*Goal*.
All the records that follow need to be reproduced exactly. Omit the images.
* Begin *
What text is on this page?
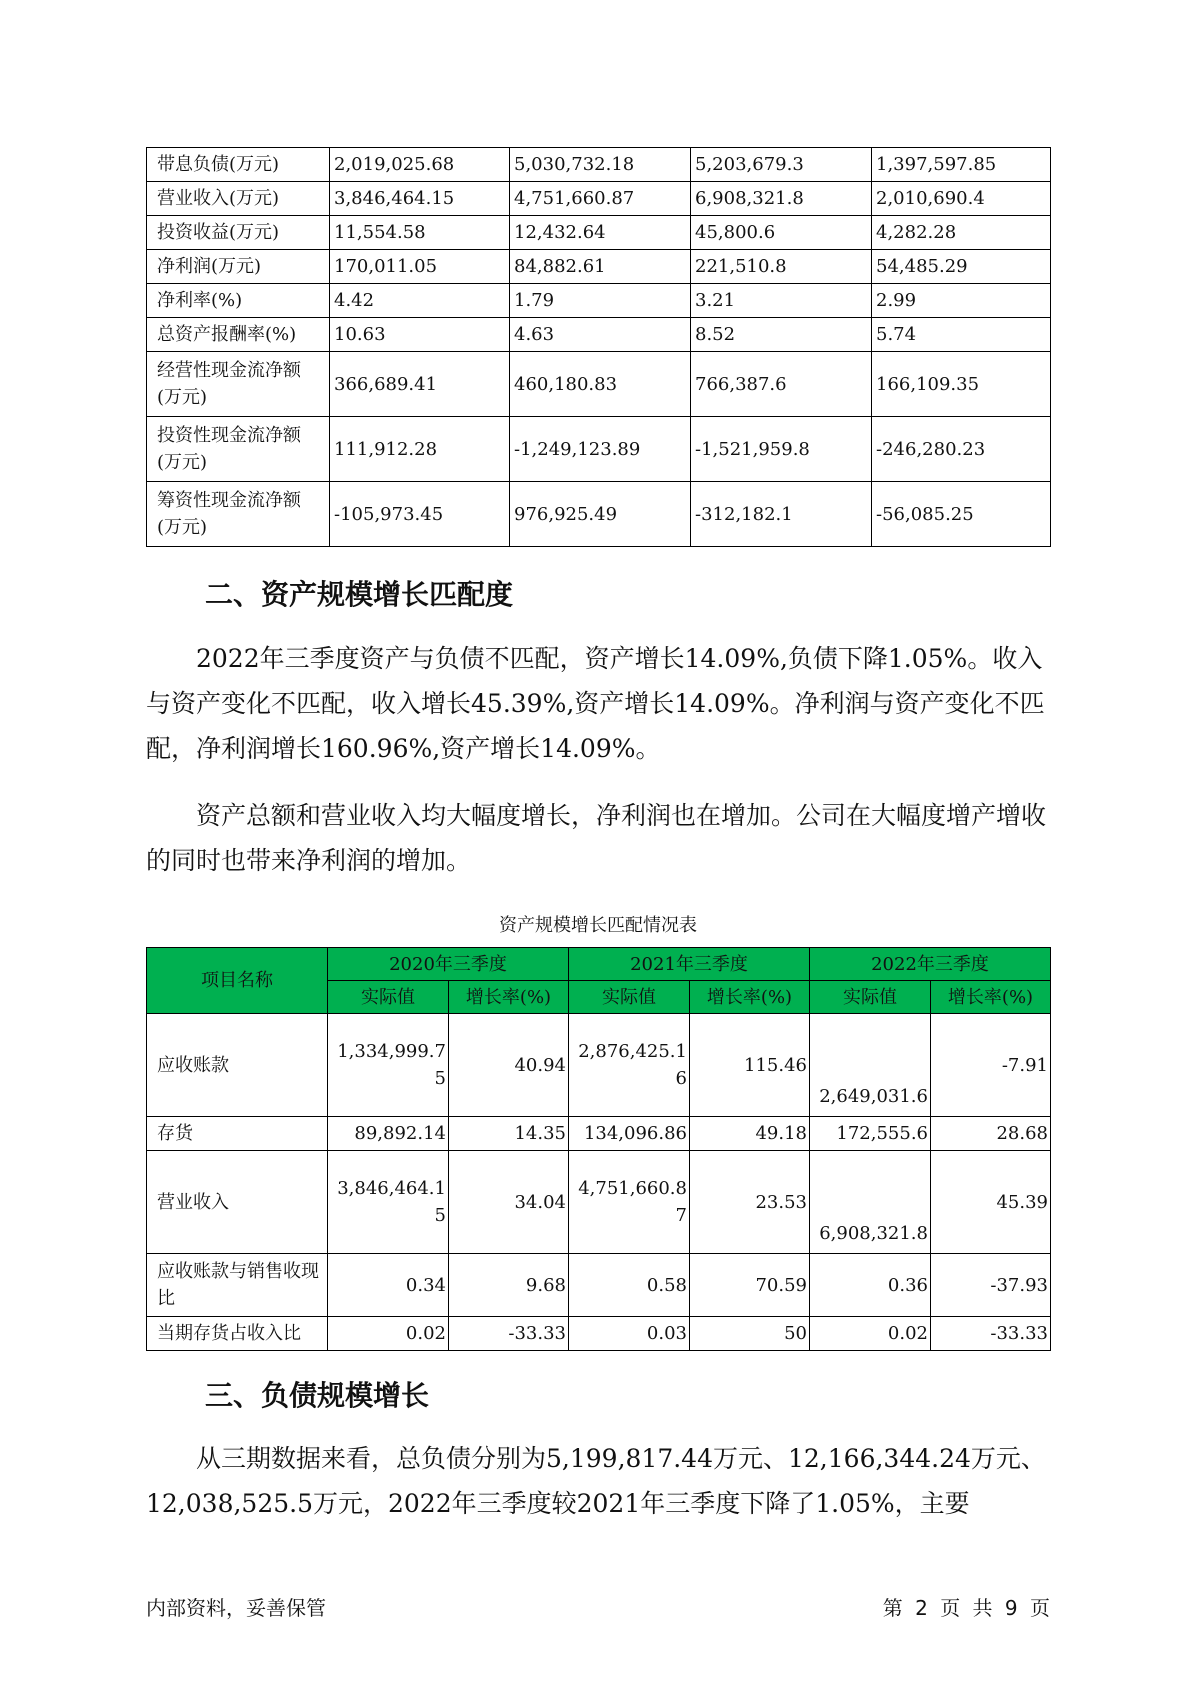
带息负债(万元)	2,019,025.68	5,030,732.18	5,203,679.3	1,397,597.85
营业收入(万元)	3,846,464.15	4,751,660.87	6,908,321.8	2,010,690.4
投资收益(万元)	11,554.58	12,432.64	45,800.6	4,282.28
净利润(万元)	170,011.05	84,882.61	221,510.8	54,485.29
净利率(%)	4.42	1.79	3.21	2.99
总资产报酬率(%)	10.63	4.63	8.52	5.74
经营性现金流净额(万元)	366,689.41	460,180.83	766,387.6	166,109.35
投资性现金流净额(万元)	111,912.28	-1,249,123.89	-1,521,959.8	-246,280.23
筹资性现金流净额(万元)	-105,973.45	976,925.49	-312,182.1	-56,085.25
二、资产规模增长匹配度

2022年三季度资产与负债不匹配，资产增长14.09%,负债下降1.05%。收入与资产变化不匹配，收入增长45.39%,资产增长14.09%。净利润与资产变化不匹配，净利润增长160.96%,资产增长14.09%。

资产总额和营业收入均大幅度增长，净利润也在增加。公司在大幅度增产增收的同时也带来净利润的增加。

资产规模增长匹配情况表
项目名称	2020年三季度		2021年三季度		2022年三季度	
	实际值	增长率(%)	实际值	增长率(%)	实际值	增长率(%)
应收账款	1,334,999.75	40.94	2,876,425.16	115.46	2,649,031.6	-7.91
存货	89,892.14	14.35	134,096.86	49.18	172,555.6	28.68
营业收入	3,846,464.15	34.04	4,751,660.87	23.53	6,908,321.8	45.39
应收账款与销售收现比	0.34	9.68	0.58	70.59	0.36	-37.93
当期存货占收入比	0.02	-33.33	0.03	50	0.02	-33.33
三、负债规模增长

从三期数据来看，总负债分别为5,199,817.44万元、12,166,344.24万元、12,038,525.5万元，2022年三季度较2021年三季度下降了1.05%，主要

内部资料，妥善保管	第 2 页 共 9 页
* End *
*Reply*.
What text is on this page?
带息负债(万元)	2,019,025.68	5,030,732.18	5,203,679.3	1,397,597.85
营业收入(万元)	3,846,464.15	4,751,660.87	6,908,321.8	2,010,690.4
投资收益(万元)	11,554.58	12,432.64	45,800.6	4,282.28
净利润(万元)	170,011.05	84,882.61	221,510.8	54,485.29
净利率(%)	4.42	1.79	3.21	2.99
总资产报酬率(%)	10.63	4.63	8.52	5.74
经营性现金流净额(万元)	366,689.41	460,180.83	766,387.6	166,109.35
投资性现金流净额(万元)	111,912.28	-1,249,123.89	-1,521,959.8	-246,280.23
筹资性现金流净额(万元)	-105,973.45	976,925.49	-312,182.1	-56,085.25
二、资产规模增长匹配度

2022年三季度资产与负债不匹配，资产增长14.09%,负债下降1.05%。收入与资产变化不匹配，收入增长45.39%,资产增长14.09%。净利润与资产变化不匹配，净利润增长160.96%,资产增长14.09%。

资产总额和营业收入均大幅度增长，净利润也在增加。公司在大幅度增产增收的同时也带来净利润的增加。

资产规模增长匹配情况表
项目名称	2020年三季度		2021年三季度		2022年三季度	
	实际值	增长率(%)	实际值	增长率(%)	实际值	增长率(%)
应收账款	1,334,999.75	40.94	2,876,425.16	115.46	2,649,031.6	-7.91
存货	89,892.14	14.35	134,096.86	49.18	172,555.6	28.68
营业收入	3,846,464.15	34.04	4,751,660.87	23.53	6,908,321.8	45.39
应收账款与销售收现比	0.34	9.68	0.58	70.59	0.36	-37.93
当期存货占收入比	0.02	-33.33	0.03	50	0.02	-33.33
三、负债规模增长

从三期数据来看，总负债分别为5,199,817.44万元、12,166,344.24万元、12,038,525.5万元，2022年三季度较2021年三季度下降了1.05%，主要

内部资料，妥善保管	第 2 页 共 9 页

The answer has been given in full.